Fermati, buttati a terra e picchiati;ammanettati e, infine, portati via a sirene spiegate. E’ la sorte di 10 persone - nove eritrei e un etiope - che avevano tentato una fuga disperata dal Centro di permanenza temporanea di Siracusa. Anzi da una sua succursale visto che in quel Cpt non c’è più posto neanche per uno spillo.
E’ accaduto domenica sera alla stazione ferroviaria della città siciliana e di
fronte a quella scena il signor Pasquale Pedace, 37 anni, iscritto all’Associazione antirazzista 3 febbraio, è intervenuto chiedendo rispetto e dignità per quelle persone: «Non sono bestie - ha timidamente fatto presente agli agenti - sono esseri umani...».
«Lei chi è - ha immediatamente intimato uno dei poliziotti - lei non è nessuno». Preso, ammanettato e portato via anche il signor Pedace. Da quella sera nessuno sa dove sia finito nè che fine abbia fatto.
«Eravamo in stazione in attesa del treno delle 20.25 per Napoli - racconta Manuela, un’amica di Pasquale - D’improvviso abbiamo sentito un colpo di pistola proveniente dal sottopassaggio seguito dall’arrivo di 4 poliziotti che sono saliti sul treno
e hanno preso tutti i migranti che erano lì. Pasquale, terrorizzato come tutti noi, ha provato a chiedere rispetto per quei poveri disgraziati ma la polizia lo ha preso e lo ha portato via senza alcuna spiegazione e senza alcun motivo».

• • • • •

> Compiti da svolgere
A – Estrai dall'articolo sulla fuga dal Cpt di Siracusa il passo che comincia con le parole contenenti «E’ accaduto domenica» e finisce con «fine abbia fatto.».
B – Nell'articolo sulla fuga dal Cpt di Siracusa, riscrivi più in breve il paragrafo che inizia con «Fermati, buttati a terra», mantenendo i fatti principali.
C – Traduci in inglese questa frase dell'articolo sulla fuga dal Cpt di Siracusa: «Da quella sera nessuno sa dove sia finito nè che fine abbia fatto.»

• • • • •

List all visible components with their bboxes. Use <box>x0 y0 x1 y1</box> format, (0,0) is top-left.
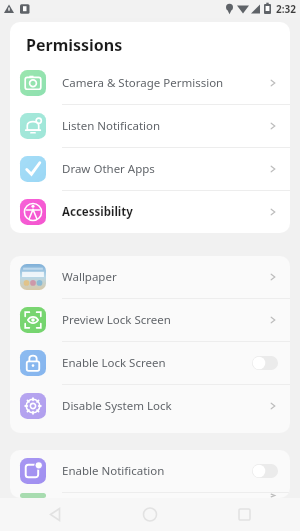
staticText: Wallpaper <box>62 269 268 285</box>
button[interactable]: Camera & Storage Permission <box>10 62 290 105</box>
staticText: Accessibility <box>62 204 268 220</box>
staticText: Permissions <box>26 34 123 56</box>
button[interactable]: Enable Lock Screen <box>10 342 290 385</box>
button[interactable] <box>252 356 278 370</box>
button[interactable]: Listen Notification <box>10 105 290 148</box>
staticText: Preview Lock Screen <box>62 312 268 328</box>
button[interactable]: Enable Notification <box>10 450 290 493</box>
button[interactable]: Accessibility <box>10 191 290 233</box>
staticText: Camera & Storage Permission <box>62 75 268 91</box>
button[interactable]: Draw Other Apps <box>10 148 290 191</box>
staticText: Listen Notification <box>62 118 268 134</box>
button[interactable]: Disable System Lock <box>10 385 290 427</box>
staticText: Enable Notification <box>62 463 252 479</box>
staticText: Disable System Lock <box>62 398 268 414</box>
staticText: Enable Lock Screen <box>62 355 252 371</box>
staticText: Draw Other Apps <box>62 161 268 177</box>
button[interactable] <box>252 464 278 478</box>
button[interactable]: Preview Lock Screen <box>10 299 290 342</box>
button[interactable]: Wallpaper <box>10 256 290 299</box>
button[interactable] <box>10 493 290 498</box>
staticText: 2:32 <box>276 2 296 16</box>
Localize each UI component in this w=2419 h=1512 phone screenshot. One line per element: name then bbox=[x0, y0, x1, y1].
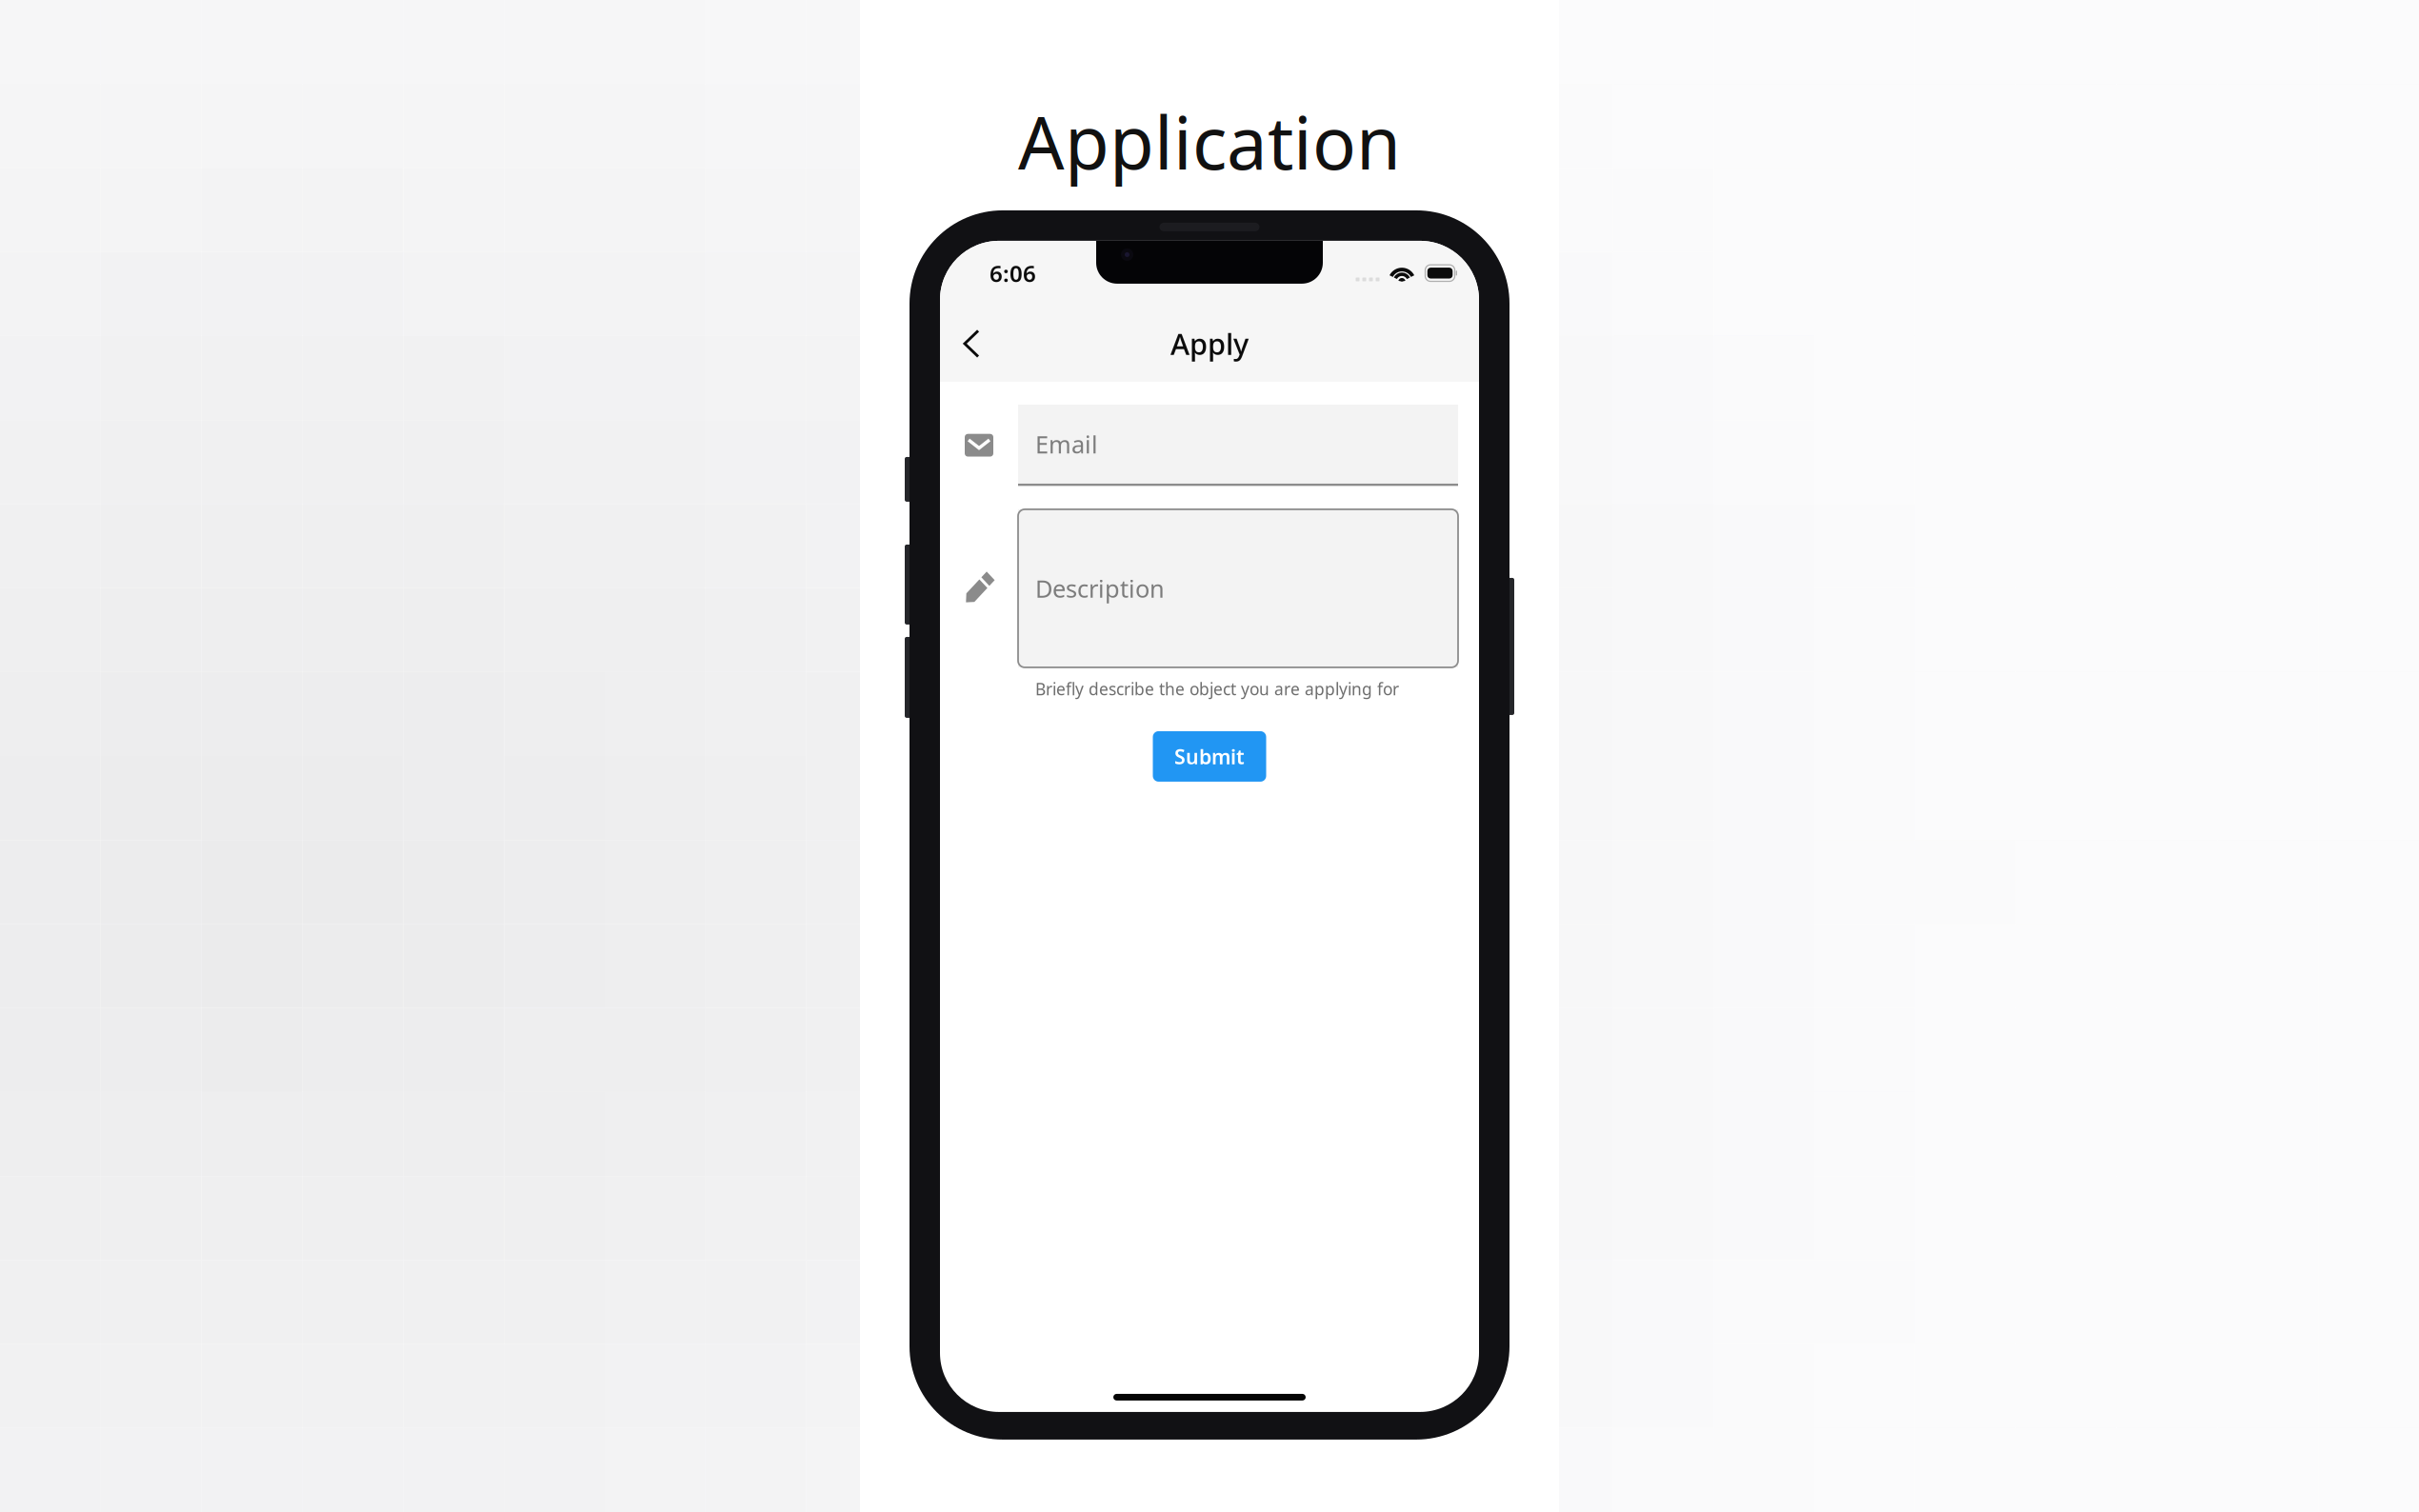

• • • • •

> Risposte in ordine
A –
E’ accaduto domenica sera alla stazione ferroviaria della città siciliana e di
fronte a quella scena il signor Pasquale Pedace, 37 anni, iscritto all’Associazione antirazzista 3 febbraio, è intervenuto chiedendo rispetto e dignità per quelle persone: «Non sono bestie - ha timidamente fatto presente agli agenti - sono esseri umani...».
«Lei chi è - ha immediatamente intimato uno dei poliziotti - lei non è nessuno». Preso, ammanettato e portato via anche il signor Pedace. Da quella sera nessuno sa dove sia finito nè che fine abbia fatto.

B – Dieci persone, nove eritrei e un etiope, avevano tentato di fuggire da una succursale del Centro di permanenza temporanea di Siracusa, ormai pieno. Sono state fermate, picchiate, ammanettate e portate via a sirene spiegate.

C – Since that evening, no one knows where he ended up or what became of him.